Filter the data for lines with the word "must", then copy every line so identified.

* Start Entries *

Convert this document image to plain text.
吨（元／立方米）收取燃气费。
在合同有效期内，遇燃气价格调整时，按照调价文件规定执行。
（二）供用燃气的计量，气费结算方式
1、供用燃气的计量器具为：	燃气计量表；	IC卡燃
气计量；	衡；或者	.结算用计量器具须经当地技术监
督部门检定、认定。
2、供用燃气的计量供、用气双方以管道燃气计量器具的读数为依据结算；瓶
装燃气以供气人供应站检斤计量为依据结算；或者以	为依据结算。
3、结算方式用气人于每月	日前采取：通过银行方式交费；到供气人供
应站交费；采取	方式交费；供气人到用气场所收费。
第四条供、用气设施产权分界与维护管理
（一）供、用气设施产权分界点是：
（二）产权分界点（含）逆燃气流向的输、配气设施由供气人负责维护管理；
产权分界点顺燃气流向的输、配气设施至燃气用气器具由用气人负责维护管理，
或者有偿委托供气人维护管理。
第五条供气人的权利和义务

* End Entries *
* Start Entries *

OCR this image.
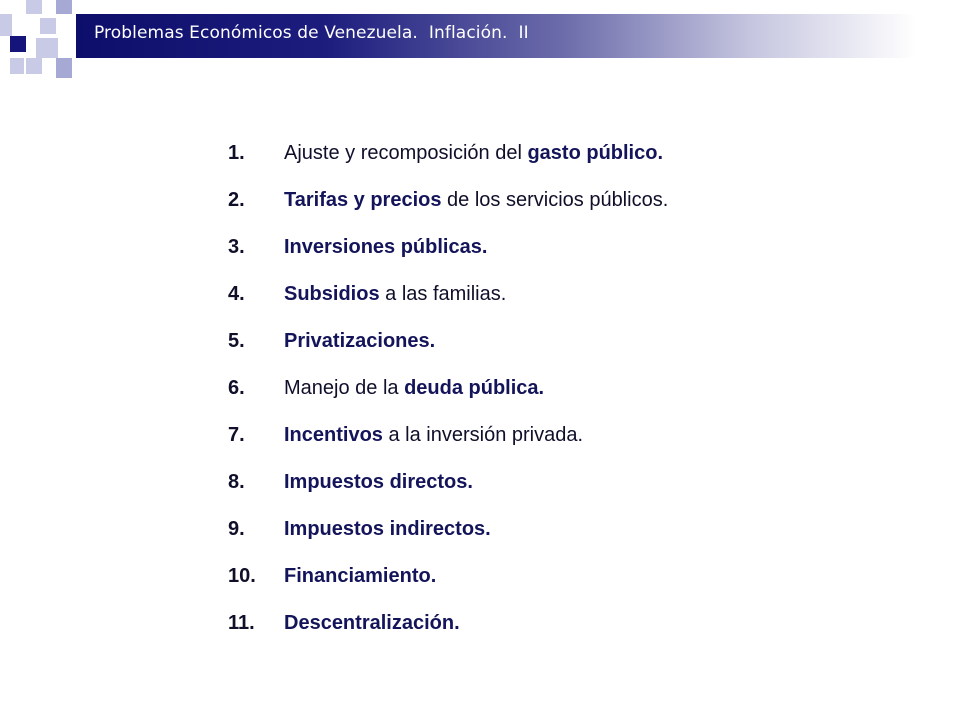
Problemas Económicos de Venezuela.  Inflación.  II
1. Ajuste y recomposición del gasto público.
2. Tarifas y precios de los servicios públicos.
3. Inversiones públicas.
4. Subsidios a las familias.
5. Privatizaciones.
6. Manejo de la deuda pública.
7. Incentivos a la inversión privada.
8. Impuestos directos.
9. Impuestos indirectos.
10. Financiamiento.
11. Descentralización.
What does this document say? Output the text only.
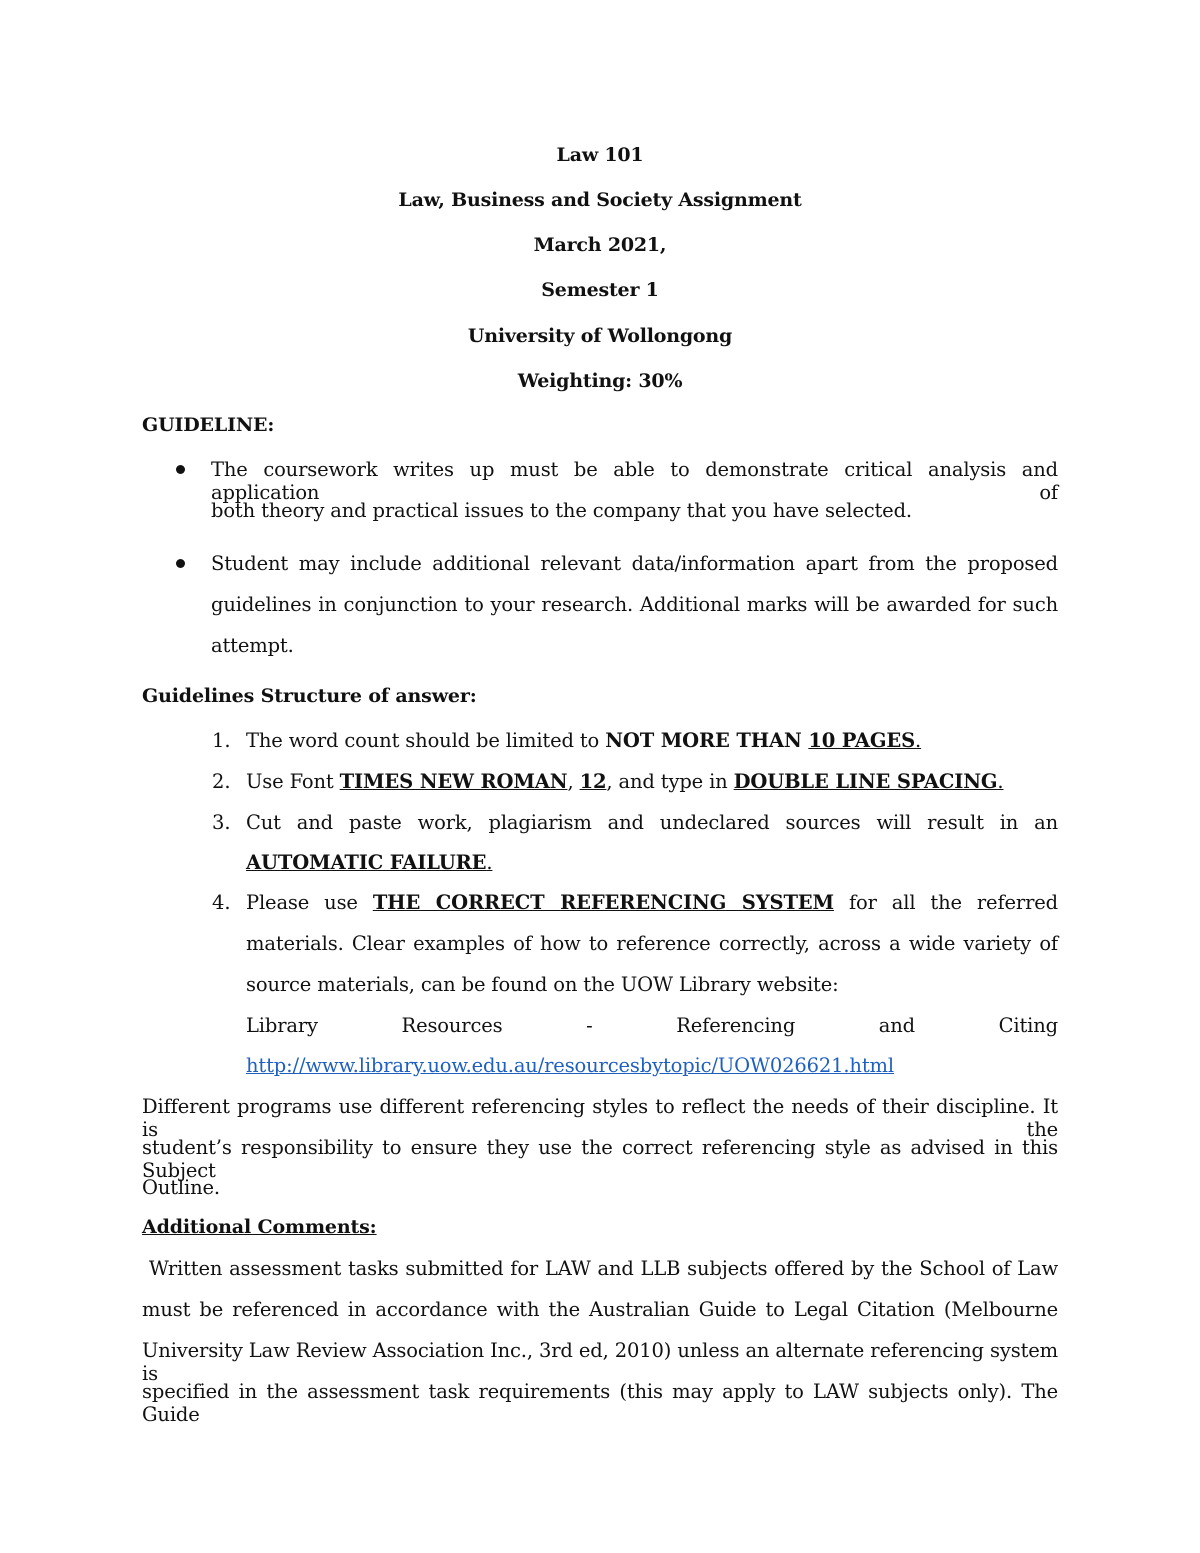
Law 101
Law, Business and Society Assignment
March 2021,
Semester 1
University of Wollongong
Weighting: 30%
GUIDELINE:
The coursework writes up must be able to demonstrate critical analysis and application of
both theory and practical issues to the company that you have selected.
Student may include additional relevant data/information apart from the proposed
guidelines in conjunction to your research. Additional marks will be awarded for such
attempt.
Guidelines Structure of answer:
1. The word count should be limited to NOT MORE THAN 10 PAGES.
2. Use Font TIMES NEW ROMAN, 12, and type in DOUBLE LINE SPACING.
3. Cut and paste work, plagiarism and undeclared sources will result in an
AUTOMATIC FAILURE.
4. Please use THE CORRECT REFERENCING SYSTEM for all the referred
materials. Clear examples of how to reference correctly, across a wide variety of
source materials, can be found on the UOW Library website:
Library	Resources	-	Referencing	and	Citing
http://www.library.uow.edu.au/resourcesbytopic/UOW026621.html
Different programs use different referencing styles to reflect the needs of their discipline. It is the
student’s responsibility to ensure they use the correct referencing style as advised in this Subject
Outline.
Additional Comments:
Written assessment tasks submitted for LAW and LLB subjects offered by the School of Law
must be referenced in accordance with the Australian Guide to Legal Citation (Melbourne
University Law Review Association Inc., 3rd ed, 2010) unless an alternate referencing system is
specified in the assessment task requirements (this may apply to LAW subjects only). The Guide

* End Entries *

# Completed task
The coursework writes up must be able to demonstrate critical analysis and application of
must be referenced in accordance with the Australian Guide to Legal Citation (Melbourne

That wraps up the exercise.